Records provided
# # #

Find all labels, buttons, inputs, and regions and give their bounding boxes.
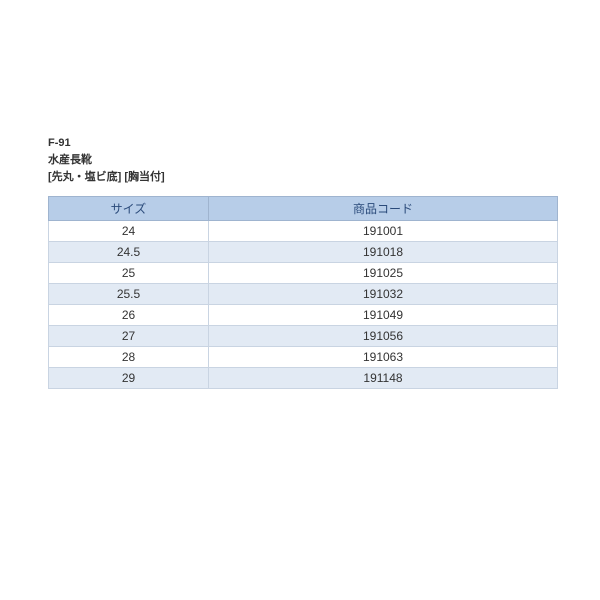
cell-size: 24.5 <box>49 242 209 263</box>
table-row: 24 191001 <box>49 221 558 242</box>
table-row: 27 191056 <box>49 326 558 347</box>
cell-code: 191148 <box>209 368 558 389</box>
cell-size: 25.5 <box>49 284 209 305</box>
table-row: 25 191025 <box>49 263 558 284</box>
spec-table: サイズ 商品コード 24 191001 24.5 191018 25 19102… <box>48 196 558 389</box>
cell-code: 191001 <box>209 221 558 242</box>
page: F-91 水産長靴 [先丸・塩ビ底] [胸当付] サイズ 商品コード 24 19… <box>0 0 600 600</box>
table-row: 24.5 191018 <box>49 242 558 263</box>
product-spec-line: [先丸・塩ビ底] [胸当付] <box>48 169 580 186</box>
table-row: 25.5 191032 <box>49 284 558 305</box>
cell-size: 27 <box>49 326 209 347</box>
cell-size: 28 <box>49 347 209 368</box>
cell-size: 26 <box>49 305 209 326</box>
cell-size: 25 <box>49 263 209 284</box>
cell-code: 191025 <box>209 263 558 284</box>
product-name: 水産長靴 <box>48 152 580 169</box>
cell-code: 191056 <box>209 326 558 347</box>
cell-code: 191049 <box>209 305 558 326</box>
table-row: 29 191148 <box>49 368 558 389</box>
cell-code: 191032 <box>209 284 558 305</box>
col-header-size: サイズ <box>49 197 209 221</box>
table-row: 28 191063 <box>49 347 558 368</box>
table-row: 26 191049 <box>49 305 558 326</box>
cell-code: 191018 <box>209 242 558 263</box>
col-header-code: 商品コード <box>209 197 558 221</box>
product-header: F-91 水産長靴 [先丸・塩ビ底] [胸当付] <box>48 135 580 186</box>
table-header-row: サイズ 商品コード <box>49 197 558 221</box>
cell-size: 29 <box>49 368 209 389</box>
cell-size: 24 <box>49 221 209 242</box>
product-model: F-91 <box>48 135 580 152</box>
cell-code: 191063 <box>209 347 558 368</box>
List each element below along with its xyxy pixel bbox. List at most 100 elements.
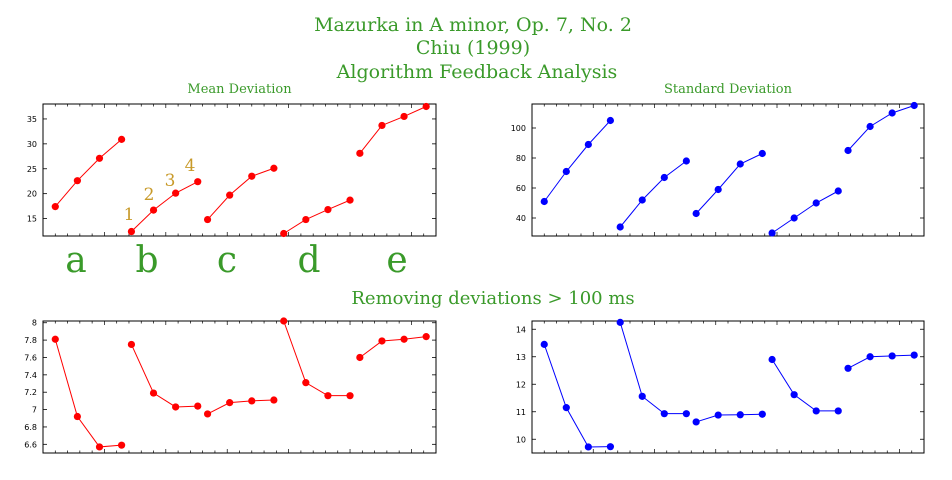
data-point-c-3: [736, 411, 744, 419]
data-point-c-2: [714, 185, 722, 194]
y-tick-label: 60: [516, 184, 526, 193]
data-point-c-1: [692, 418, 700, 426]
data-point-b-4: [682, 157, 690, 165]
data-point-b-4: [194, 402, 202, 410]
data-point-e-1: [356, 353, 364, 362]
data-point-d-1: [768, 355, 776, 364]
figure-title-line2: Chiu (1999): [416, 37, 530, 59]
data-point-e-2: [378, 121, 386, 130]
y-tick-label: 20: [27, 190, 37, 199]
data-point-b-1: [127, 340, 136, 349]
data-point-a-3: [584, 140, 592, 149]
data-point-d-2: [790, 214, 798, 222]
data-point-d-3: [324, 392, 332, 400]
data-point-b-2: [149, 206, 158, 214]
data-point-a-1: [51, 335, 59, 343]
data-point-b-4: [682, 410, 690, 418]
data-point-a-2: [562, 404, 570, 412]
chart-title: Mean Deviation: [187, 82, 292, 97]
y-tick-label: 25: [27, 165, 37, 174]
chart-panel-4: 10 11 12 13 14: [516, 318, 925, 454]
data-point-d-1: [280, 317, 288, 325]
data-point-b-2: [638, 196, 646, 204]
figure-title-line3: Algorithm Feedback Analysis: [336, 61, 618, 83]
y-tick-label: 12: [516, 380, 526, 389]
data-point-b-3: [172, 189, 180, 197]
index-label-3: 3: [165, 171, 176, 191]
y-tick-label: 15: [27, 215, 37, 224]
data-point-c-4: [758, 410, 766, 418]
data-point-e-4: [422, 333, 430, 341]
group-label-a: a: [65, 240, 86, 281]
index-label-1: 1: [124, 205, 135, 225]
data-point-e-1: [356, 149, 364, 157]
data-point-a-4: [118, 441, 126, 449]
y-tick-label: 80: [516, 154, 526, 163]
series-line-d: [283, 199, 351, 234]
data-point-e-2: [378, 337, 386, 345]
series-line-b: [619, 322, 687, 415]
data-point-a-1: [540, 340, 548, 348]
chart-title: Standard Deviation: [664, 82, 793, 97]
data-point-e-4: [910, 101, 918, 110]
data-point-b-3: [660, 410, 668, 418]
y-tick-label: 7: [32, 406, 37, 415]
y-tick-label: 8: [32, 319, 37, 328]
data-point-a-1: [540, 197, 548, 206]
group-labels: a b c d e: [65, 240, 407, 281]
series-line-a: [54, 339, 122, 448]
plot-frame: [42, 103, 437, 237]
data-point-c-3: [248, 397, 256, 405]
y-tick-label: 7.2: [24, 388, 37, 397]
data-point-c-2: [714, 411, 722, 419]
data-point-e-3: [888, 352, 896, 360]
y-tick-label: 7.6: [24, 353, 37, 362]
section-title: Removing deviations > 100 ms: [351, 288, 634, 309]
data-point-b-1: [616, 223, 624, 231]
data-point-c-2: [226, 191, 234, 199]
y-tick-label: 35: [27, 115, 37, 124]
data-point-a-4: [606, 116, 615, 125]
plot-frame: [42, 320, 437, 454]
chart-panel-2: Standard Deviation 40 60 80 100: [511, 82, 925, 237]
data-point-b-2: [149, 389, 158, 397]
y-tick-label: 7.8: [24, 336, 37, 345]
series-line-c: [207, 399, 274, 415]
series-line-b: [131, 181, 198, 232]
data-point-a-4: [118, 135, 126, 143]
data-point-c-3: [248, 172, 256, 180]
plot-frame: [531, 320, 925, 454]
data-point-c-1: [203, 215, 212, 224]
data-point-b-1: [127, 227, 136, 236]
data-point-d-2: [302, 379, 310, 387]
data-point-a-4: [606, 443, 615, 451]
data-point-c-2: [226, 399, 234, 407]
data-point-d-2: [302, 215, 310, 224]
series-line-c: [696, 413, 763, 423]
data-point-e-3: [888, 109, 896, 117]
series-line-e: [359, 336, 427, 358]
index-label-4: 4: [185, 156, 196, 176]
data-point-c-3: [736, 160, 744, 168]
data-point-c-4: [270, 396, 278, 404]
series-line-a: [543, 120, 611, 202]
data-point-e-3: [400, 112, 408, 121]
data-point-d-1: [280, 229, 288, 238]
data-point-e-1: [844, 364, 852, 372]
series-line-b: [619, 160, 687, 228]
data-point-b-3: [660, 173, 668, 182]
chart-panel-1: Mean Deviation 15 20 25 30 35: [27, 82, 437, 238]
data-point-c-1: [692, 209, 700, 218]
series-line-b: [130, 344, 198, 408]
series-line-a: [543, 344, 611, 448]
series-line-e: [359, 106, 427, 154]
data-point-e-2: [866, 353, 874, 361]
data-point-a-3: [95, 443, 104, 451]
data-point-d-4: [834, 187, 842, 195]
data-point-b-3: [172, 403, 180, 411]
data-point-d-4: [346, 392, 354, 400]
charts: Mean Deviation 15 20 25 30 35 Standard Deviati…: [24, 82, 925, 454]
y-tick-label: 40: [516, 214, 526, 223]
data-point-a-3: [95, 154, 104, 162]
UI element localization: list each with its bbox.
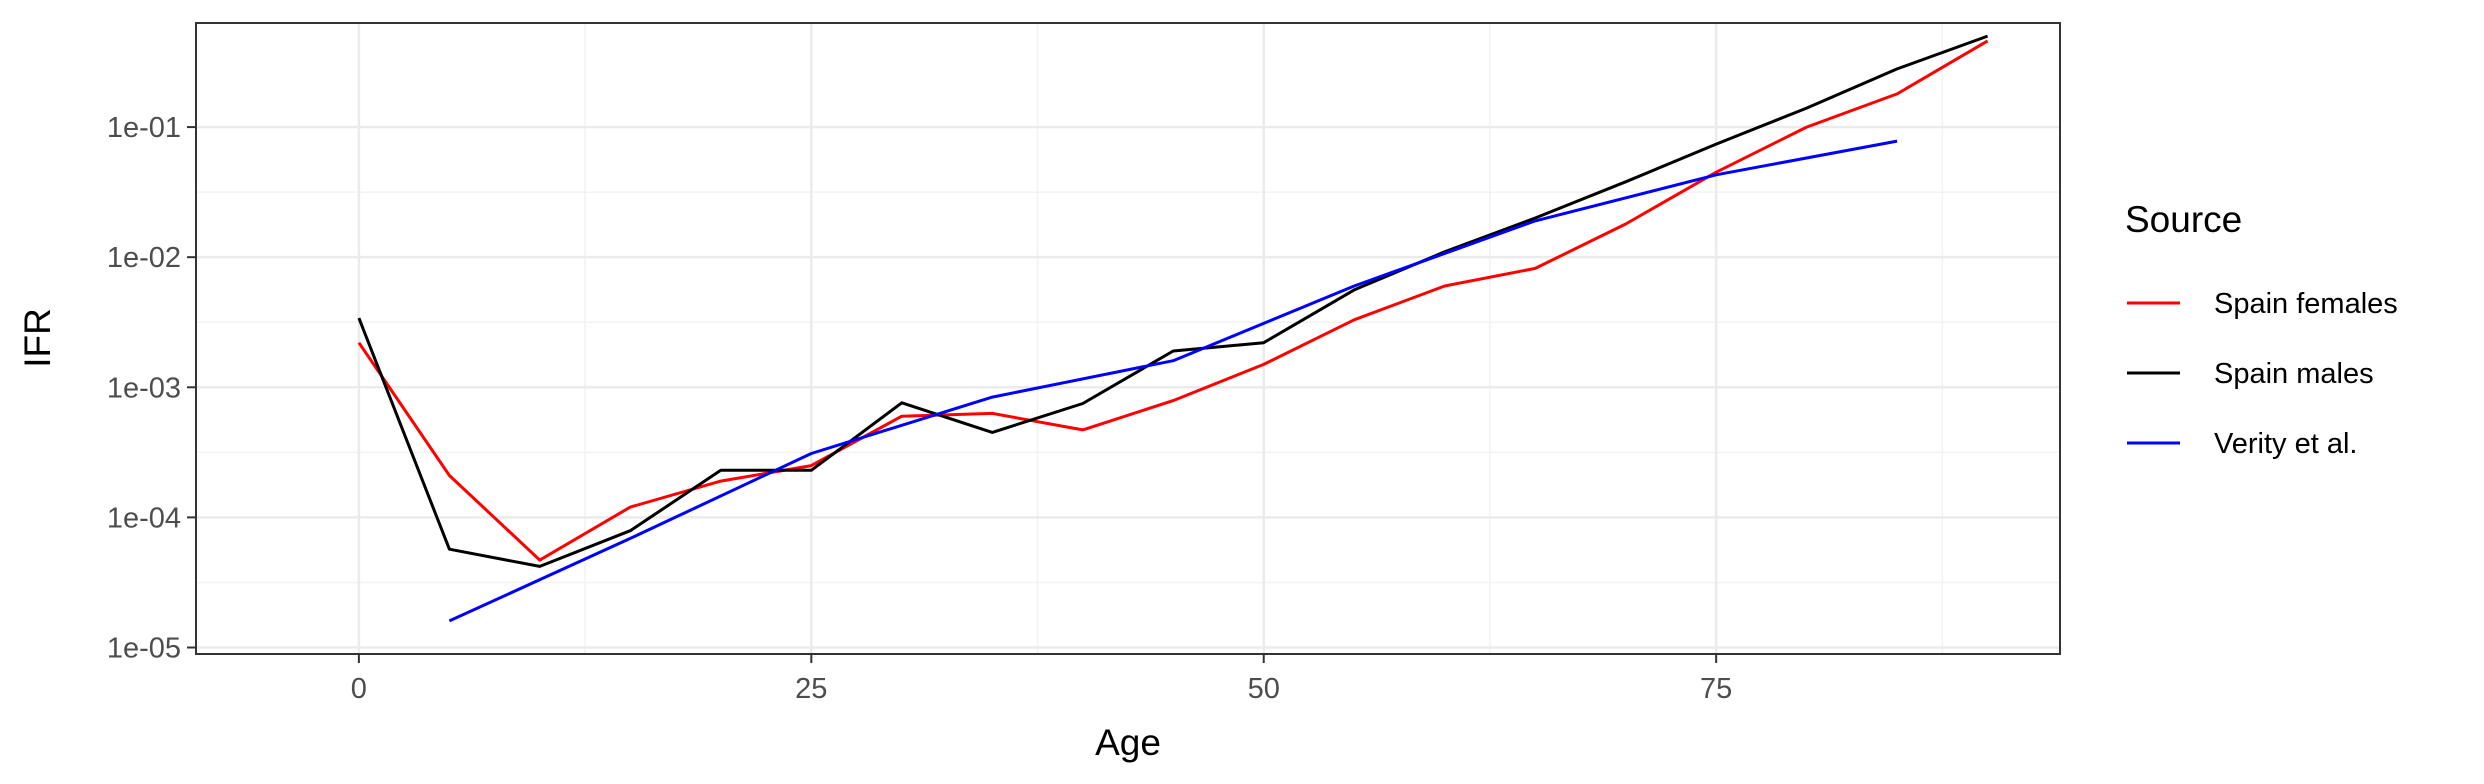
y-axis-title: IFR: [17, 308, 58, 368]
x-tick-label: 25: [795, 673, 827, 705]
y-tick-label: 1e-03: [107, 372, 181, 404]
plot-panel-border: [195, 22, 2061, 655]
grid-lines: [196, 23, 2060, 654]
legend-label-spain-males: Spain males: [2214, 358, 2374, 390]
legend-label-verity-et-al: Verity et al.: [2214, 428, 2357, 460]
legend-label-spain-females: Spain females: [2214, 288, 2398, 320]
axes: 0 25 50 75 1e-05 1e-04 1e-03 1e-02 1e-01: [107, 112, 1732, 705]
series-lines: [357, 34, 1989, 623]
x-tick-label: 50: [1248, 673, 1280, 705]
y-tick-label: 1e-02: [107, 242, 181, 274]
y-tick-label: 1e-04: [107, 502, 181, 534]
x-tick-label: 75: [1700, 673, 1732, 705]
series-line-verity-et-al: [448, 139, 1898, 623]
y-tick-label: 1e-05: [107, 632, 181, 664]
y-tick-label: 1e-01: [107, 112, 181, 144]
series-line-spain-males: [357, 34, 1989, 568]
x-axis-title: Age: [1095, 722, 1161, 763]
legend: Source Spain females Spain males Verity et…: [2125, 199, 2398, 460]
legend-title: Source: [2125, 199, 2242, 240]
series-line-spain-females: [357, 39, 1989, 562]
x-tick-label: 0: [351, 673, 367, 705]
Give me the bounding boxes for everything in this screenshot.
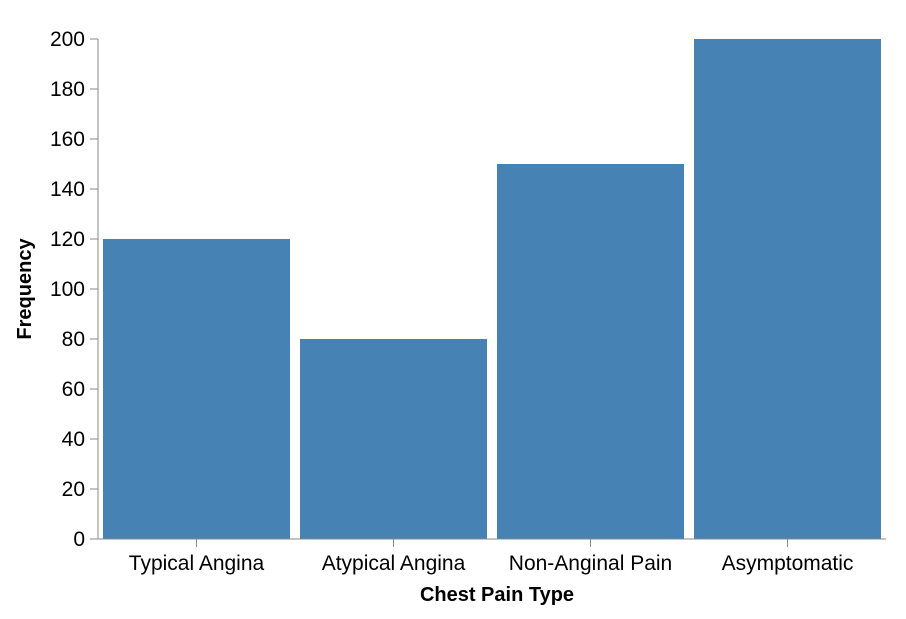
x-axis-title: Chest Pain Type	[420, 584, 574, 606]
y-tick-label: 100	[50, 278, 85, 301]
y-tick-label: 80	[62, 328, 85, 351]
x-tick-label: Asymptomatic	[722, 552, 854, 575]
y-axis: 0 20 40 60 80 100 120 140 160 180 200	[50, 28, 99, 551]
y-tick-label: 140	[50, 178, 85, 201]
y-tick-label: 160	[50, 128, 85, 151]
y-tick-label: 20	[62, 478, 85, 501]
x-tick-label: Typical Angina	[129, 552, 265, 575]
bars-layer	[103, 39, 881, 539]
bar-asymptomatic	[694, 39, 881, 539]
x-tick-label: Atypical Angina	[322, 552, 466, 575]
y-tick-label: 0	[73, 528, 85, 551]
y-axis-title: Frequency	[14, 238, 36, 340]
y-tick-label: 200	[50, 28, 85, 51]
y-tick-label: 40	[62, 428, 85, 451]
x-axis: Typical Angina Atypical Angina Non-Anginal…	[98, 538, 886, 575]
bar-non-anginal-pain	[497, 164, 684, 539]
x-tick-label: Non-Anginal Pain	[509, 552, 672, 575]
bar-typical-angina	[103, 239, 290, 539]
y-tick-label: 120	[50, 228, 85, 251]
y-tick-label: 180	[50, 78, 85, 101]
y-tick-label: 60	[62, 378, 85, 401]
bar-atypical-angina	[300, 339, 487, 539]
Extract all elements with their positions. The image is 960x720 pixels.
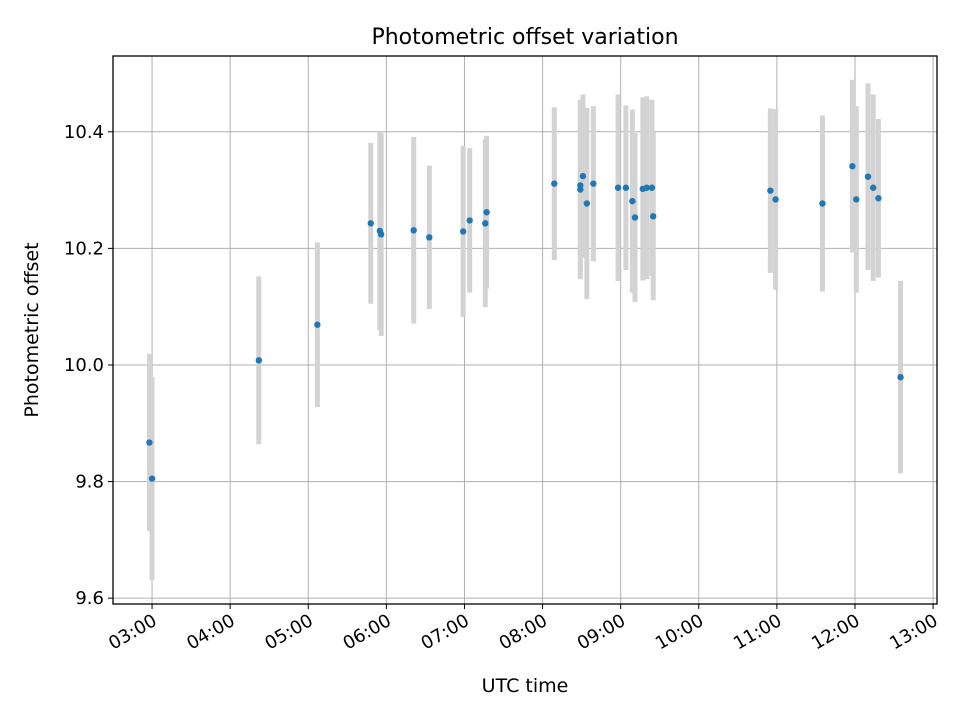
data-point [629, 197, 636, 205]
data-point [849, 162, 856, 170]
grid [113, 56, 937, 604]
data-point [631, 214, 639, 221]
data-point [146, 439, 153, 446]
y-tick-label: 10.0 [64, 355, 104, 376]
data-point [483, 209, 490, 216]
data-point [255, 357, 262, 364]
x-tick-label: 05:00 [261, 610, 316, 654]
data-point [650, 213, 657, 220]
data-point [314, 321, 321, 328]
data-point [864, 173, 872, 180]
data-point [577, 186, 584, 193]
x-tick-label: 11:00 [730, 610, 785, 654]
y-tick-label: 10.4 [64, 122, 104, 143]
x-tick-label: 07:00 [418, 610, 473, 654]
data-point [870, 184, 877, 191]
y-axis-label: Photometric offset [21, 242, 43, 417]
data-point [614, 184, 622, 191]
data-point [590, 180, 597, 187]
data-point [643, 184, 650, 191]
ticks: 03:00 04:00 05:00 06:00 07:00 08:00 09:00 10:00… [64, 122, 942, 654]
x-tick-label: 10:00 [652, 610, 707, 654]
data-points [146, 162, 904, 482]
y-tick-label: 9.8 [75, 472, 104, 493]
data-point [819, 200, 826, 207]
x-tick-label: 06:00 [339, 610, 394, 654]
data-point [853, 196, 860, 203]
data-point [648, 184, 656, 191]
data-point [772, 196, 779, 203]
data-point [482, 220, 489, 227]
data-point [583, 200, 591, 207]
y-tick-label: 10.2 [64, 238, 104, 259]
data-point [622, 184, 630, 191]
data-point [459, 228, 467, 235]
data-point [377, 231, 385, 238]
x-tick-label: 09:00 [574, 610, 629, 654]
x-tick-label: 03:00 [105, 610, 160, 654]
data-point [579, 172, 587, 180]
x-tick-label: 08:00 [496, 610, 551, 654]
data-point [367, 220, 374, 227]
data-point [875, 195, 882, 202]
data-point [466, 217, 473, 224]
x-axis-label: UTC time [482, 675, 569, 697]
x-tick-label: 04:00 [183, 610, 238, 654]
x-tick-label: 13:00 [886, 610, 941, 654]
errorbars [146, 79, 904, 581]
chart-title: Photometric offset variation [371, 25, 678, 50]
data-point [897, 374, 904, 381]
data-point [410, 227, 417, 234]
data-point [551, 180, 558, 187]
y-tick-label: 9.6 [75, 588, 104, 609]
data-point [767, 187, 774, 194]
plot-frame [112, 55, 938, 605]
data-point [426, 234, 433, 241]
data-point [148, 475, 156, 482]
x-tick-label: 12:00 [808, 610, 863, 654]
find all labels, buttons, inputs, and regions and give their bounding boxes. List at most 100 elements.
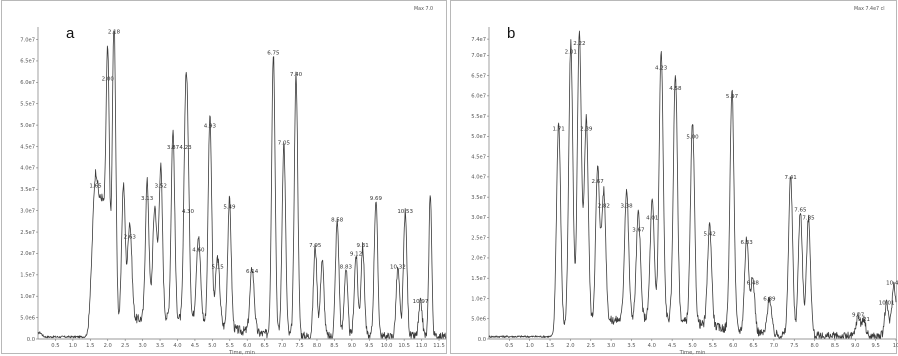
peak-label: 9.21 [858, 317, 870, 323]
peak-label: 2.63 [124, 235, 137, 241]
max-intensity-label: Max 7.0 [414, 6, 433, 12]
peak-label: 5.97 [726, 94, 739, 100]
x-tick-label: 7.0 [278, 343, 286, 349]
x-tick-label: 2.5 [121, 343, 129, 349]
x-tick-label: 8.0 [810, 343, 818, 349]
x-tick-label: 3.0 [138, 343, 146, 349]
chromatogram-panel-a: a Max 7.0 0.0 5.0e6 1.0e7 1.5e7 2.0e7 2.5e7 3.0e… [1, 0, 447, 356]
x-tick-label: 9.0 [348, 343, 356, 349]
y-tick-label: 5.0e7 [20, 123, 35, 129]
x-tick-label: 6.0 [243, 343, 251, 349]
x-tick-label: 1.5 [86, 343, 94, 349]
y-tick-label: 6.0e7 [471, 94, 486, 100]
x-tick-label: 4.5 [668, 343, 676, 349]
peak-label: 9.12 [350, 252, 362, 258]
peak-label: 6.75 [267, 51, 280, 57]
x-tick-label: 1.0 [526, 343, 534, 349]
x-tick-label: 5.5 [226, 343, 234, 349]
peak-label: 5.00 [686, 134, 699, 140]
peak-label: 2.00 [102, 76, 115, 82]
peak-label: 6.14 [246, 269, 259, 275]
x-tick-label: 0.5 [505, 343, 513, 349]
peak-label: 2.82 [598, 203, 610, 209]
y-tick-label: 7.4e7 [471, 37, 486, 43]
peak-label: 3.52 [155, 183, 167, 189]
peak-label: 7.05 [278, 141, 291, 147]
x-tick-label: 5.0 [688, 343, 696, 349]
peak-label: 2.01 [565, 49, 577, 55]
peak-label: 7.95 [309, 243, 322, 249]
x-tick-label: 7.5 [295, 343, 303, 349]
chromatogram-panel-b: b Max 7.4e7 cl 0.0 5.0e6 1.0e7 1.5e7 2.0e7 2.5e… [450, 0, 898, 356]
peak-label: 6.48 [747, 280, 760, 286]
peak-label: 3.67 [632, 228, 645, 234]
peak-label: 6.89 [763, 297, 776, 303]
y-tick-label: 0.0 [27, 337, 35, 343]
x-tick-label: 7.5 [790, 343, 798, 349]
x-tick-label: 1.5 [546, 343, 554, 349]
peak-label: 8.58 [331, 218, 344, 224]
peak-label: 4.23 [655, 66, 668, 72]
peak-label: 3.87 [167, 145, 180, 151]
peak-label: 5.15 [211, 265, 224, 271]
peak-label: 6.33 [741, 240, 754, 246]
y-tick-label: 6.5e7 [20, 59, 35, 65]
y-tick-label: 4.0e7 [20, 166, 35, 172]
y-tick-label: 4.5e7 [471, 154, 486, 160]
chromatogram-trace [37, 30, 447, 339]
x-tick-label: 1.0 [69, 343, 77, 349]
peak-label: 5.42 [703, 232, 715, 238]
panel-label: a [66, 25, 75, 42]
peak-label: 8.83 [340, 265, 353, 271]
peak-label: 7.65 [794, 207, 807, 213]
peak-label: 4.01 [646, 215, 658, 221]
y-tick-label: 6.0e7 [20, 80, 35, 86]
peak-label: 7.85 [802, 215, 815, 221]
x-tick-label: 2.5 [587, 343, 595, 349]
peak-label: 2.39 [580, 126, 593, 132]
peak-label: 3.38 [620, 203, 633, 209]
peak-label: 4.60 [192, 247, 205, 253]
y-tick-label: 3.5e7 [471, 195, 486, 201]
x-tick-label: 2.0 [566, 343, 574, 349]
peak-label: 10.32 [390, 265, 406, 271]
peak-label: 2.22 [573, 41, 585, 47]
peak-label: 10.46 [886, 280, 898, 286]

# # #

Reproduce the records from the line containing "y-axis-title: IFR: [17, 308, 58, 368]" through the line containing "legend-label-spain-males: Spain males: [2214, 358, 2374, 390]", changing "grid-lines" to "gridlines" and leaving all else the same.

The completed task
y-axis-title: IFR: [17, 308, 58, 368]
x-tick-label: 25: [795, 673, 827, 705]
y-tick-label: 1e-03: [107, 372, 181, 404]
plot-panel-border: [195, 22, 2061, 655]
gridlines: [196, 23, 2060, 654]
legend-label-spain-males: Spain males: [2214, 358, 2374, 390]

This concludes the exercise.